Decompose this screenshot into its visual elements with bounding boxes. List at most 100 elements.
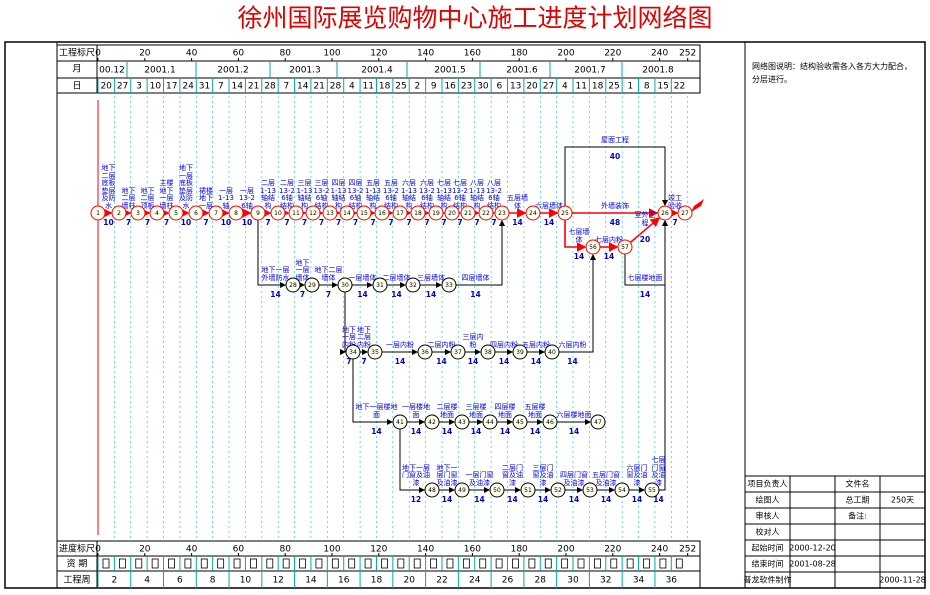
activity-label-box: 六层楼地面 bbox=[552, 387, 596, 419]
activity-label-box: 四层墙体 bbox=[454, 250, 498, 282]
day: 14 bbox=[232, 82, 244, 92]
activity-label: 二层1-13轴结构 bbox=[260, 179, 276, 209]
activity-label-box: 一层内粉 bbox=[378, 317, 422, 349]
node bbox=[550, 482, 566, 498]
activity-label: 六层门窗及油漆 bbox=[627, 464, 648, 486]
node-number: 48 bbox=[428, 487, 436, 494]
duration: 14 bbox=[569, 495, 579, 504]
duration: 7 bbox=[457, 218, 462, 227]
tick-label: 60 bbox=[233, 49, 245, 59]
activity-label-box: 地下一层门窗及油漆 bbox=[434, 455, 460, 487]
activity-label-text: 二层墙体 bbox=[382, 273, 411, 282]
period-box bbox=[299, 558, 306, 569]
duration: 14 bbox=[270, 290, 280, 299]
node-number: 36 bbox=[421, 349, 429, 356]
activity-label: 四层13-26轴结构 bbox=[348, 179, 364, 209]
activity-label-text: 七层内粉 bbox=[595, 235, 623, 244]
node bbox=[228, 205, 244, 221]
period-box bbox=[250, 558, 257, 569]
week: 2 bbox=[112, 576, 118, 586]
period-box bbox=[659, 558, 667, 569]
activity-label: 四层1-13轴结构 bbox=[330, 179, 347, 210]
period-box bbox=[594, 558, 601, 569]
tick-label: 80 bbox=[279, 49, 291, 59]
tick-label: 180 bbox=[511, 545, 528, 555]
duration: 7 bbox=[300, 290, 305, 299]
period-box bbox=[217, 558, 225, 569]
activity-label-text: 地下一层楼地面 bbox=[355, 403, 398, 419]
activity-label: 地下二层墙体 bbox=[314, 266, 343, 282]
day: 24 bbox=[182, 82, 194, 92]
activity-label: 五层13-26轴结构 bbox=[382, 150, 400, 210]
duration: 14 bbox=[411, 427, 421, 436]
activity-label-text: 地下二层内粉 bbox=[357, 325, 371, 349]
activity-label-text: 八层13-26轴结构 bbox=[486, 179, 502, 210]
activity-label-box: 竣工验收 bbox=[666, 150, 684, 210]
week: 22 bbox=[436, 576, 447, 586]
duration: 14 bbox=[468, 357, 478, 366]
duration: 14 bbox=[512, 218, 522, 227]
period-box bbox=[675, 558, 683, 569]
duration: 14 bbox=[426, 290, 436, 299]
activity-label-text: 五层13-26轴结构 bbox=[383, 179, 399, 210]
node-number: 47 bbox=[594, 419, 602, 426]
node bbox=[304, 277, 320, 293]
activity-label-box: 五层楼地面 bbox=[522, 387, 548, 419]
activity-label-box: 七层1-13轴结构 bbox=[435, 150, 453, 210]
week: 4 bbox=[144, 576, 150, 586]
scale-label: 工程标尺 bbox=[59, 47, 95, 59]
activity-label-text: 四层1-13轴结构 bbox=[330, 179, 347, 210]
node bbox=[478, 205, 494, 221]
node bbox=[480, 344, 496, 360]
activity-label-text: 地下二层墙体 bbox=[314, 266, 343, 282]
node bbox=[111, 205, 127, 221]
activity-label-box: 地下一层墙体 bbox=[294, 250, 312, 282]
node-number: 7 bbox=[214, 210, 218, 217]
activity-label-box: 一层门窗及油漆 bbox=[464, 455, 495, 487]
activity-label-text: 五层门窗及油漆 bbox=[592, 471, 620, 487]
activity-label: 七层墙体 bbox=[569, 228, 590, 243]
node-number: 57 bbox=[621, 244, 629, 251]
month-label: 月 bbox=[72, 64, 81, 75]
tick-label: 140 bbox=[417, 545, 434, 555]
duration: 14 bbox=[395, 357, 405, 366]
activity-label: 地下一层内粉 bbox=[342, 326, 356, 348]
day: 22 bbox=[674, 82, 685, 92]
activity-label-box: 七层13-26轴结构 bbox=[451, 150, 469, 210]
activity-label-text: 五层1-13轴结构 bbox=[365, 179, 381, 210]
node bbox=[542, 414, 558, 430]
duration: 7 bbox=[265, 218, 270, 227]
node-number: 39 bbox=[516, 349, 524, 356]
activity-label: 七层楼地面 bbox=[628, 274, 663, 281]
day: 3 bbox=[136, 82, 142, 92]
activity-label-text: 四层楼地面 bbox=[494, 403, 516, 419]
table-cell: 2001-08-28 bbox=[789, 560, 836, 569]
node-number: 6 bbox=[194, 210, 198, 217]
activity-label-box: 五层13-26轴结构 bbox=[382, 150, 400, 210]
duration: 7 bbox=[388, 218, 393, 227]
node-number: 51 bbox=[524, 487, 532, 494]
activity-label: 六层1-13轴结构 bbox=[401, 179, 417, 209]
node-number: 31 bbox=[376, 282, 384, 289]
activity-label-box: 屋面工程 bbox=[593, 112, 637, 144]
activity-label: 一层内粉 bbox=[378, 317, 422, 349]
duration: 14 bbox=[442, 427, 452, 436]
period-label: 资 期 bbox=[67, 559, 88, 570]
activity-arrow bbox=[552, 254, 596, 353]
activity-label-box: 三层13-26轴结构 bbox=[313, 150, 331, 210]
activity-label-text: 一层门窗及油漆 bbox=[465, 471, 494, 487]
activity-label-box: 外墙装饰 bbox=[593, 150, 637, 210]
duration: 20 bbox=[640, 235, 650, 244]
week: 30 bbox=[567, 576, 579, 586]
tick-label: 100 bbox=[323, 49, 340, 59]
node bbox=[356, 205, 372, 221]
tick-label: 120 bbox=[370, 49, 387, 59]
activity-label: 三层楼地面 bbox=[466, 403, 487, 418]
activity-label: 地下二层内粉 bbox=[357, 325, 371, 349]
activity-label-text: 六层楼地面 bbox=[556, 410, 592, 419]
day: 8 bbox=[644, 82, 650, 92]
node bbox=[428, 205, 444, 221]
node bbox=[454, 414, 470, 430]
week: 36 bbox=[666, 576, 678, 586]
period-box bbox=[512, 558, 519, 569]
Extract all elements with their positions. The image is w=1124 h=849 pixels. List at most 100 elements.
--------
» **Given problem**: Reproduce verbatim the records from the line containing "activity-label-box: 六层楼地面 bbox=[552, 387, 596, 419]" through the line containing "activity-label: 四层1-13轴结构 bbox=[330, 179, 347, 210]", both included.

» **Task solution**:
activity-label-box: 六层楼地面 bbox=[552, 387, 596, 419]
activity-label-box: 四层墙体 bbox=[454, 250, 498, 282]
day: 14 bbox=[232, 82, 244, 92]
activity-label: 二层1-13轴结构 bbox=[260, 179, 276, 209]
activity-label-box: 一层内粉 bbox=[378, 317, 422, 349]
node bbox=[550, 482, 566, 498]
activity-label: 六层门窗及油漆 bbox=[627, 464, 648, 486]
node-number: 48 bbox=[428, 487, 436, 494]
duration: 14 bbox=[569, 495, 579, 504]
duration: 7 bbox=[457, 218, 462, 227]
tick-label: 60 bbox=[233, 49, 245, 59]
activity-label-box: 地下一层门窗及油漆 bbox=[434, 455, 460, 487]
activity-label-text: 二层墙体 bbox=[382, 273, 411, 282]
period-box bbox=[299, 558, 306, 569]
duration: 14 bbox=[270, 290, 280, 299]
node-number: 36 bbox=[421, 349, 429, 356]
activity-label: 四层13-26轴结构 bbox=[348, 179, 364, 209]
activity-label-text: 七层内粉 bbox=[595, 235, 623, 244]
node bbox=[228, 205, 244, 221]
period-box bbox=[250, 558, 257, 569]
week: 2 bbox=[112, 576, 118, 586]
period-box bbox=[659, 558, 667, 569]
activity-label: 四层1-13轴结构 bbox=[330, 179, 347, 210]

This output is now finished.